Напишите продолжение отрывка о Толстом и отказниках от военной службы, начав сразу после его последнего предложения.

Отрывок текста:
==============================
Чаге повезло с «двух сторон». Распоряжением от 26 февраля 1905 г. сектанты, сосланные после 1896 г. в Якутскую область, были возвращены, и ссылка в Якутскую область лиц, отказывающихся от военной службы, была отменена. Но и в 1905 г. отказывавшихся от военной службы судили на основании 105 ст. военного устава о наказаниях — за неповиновение приказаниям начальства. Наказанием был дисциплинарный батальон. Желая хоть как-то на благо отказников использовать недолгие послабления революционной эпохи, Толстой в открытом письме в дружественную ему газету «Русские ведомости» от 1 декабря 1905 г. пытался привлечь общественное внимание к судьбе ещё двоих отказников, Петра Рышкова и Павла Бугаева. От себя Толстой пишет: «Полагаю, что в теперешнее время, когда с одной стороны провозглашена свобода совести, с другой стороны освобождены все политические арестанты, пора бы перестать наказывать людей за то, что они остаются верными своим религиозным, мирным, братолюбивым убеждениям…» (76, 61).
Сведений о дальнейшей судьбе этих двоих нет, но, вероятно, в данном случае попытка Толстого изменить их судьбу не увенчалась успехом.
==============================
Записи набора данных

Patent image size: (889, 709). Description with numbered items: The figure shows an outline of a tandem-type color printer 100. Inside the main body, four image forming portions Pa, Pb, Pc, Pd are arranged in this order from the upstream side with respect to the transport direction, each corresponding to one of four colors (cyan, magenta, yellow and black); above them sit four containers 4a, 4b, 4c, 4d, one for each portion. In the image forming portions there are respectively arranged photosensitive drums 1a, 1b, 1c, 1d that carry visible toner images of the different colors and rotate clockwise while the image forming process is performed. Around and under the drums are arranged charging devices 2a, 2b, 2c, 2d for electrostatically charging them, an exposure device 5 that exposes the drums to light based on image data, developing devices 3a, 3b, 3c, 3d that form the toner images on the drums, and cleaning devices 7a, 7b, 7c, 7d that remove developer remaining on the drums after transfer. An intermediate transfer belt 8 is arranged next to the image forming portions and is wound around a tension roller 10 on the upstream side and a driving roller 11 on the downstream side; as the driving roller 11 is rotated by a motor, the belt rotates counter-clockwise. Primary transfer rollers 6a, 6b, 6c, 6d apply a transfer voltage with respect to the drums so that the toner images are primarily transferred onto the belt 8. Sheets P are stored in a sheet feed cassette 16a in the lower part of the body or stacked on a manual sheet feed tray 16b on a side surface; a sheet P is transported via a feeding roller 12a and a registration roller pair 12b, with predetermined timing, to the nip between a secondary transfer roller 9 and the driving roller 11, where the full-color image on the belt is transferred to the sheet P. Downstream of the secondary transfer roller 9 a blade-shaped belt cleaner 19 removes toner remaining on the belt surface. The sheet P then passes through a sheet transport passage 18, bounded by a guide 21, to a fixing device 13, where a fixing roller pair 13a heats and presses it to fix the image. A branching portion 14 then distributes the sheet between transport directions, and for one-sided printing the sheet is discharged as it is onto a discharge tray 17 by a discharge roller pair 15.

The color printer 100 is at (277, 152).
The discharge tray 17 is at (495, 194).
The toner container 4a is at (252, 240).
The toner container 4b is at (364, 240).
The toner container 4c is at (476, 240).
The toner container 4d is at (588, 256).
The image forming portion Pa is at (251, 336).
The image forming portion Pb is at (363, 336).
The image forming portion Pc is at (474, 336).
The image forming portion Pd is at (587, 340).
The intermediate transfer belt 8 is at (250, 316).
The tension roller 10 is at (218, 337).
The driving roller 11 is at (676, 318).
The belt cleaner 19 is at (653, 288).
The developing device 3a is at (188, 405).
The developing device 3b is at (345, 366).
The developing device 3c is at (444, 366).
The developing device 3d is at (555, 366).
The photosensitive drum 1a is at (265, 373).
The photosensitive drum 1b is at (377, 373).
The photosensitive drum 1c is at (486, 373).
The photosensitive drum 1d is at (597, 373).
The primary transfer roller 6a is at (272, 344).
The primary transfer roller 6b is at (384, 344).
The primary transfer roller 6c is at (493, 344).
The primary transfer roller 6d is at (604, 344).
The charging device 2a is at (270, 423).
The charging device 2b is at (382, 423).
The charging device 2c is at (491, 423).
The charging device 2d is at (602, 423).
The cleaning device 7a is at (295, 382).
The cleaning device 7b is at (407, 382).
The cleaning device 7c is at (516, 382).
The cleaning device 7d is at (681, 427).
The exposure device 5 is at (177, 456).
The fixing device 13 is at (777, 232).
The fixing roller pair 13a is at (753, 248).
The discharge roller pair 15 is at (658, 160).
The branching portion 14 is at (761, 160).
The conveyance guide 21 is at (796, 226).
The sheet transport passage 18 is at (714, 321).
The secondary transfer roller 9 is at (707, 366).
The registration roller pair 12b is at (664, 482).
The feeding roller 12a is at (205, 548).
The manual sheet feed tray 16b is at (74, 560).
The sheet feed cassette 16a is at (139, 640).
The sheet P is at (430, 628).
==============================
Ответ к заданию:
* * * * *
Несмотря на все предпосылки к отчаянию, наблюдая массовую готовность в военное рабство людей даже по случаю совершенно нелепой, спровоцированной самой имперской Россией войны, Толстому, тем более, были дороги сомнения таких людей, как Михаил Новиков, как Ефим Ивус, в том, «угодно ли Богу» системно организованное «начальством» и профинансированое с народных трудов, с податей, убийство людей. В той же, от 8 мая, записи Дневника, упомянув от письме от Ивуса, он продолжает свою мысль:
«Есть <в народе> это сомнение, и я пишу о нём, но знаю тоже, что есть великий мрак в огромном числе людей. Но, как Кант говорит, как только ясно выражена истина, она не может не победить всё. Когда? — это другой вопрос. Нам хочется скоро, а у Бога 1000 лет как один час. Думается мне, что для того, чтобы кончились войны (и с войнами узаконенное насилие), нужны вот какие исторические события: нужно 1) чтобы Англия и Америка были в войнах разбиты государствами, введшими общую воинскую повинность; 2) чтобы они вследствие этого ввели общую воинскую повинность, и 3) что тогда только все люди опомнятся» (55, 33).
Часть этого пророчества исполнилась. В первой мировой войне Англии угрожало поражение Германией. И Англия, а потом и Америка ввели обязательную воинскую повинность. Конечно, это значительно подвинуло дело мира — в смысле изобличения ветхих обманов. Все народы узнали все ужасы войны, рабство военное и ложь всякого патриотизма. С тех пор для всех очевидно, что только на обмане, подкупе или принуждении держится никому не нужный институт солдатчины, обслуживающий никому не нужные «великие» государства, существование которых, в свою очередь — только следствие уступки масс людей своим давно и ни на что в человеческой разумной жизни не нужным, атавистическим бессознательным животным программам, господствующим над ними вследствии христианского безверия: отвёртывания их от Бога, недоверия Ему и непослушания Христу.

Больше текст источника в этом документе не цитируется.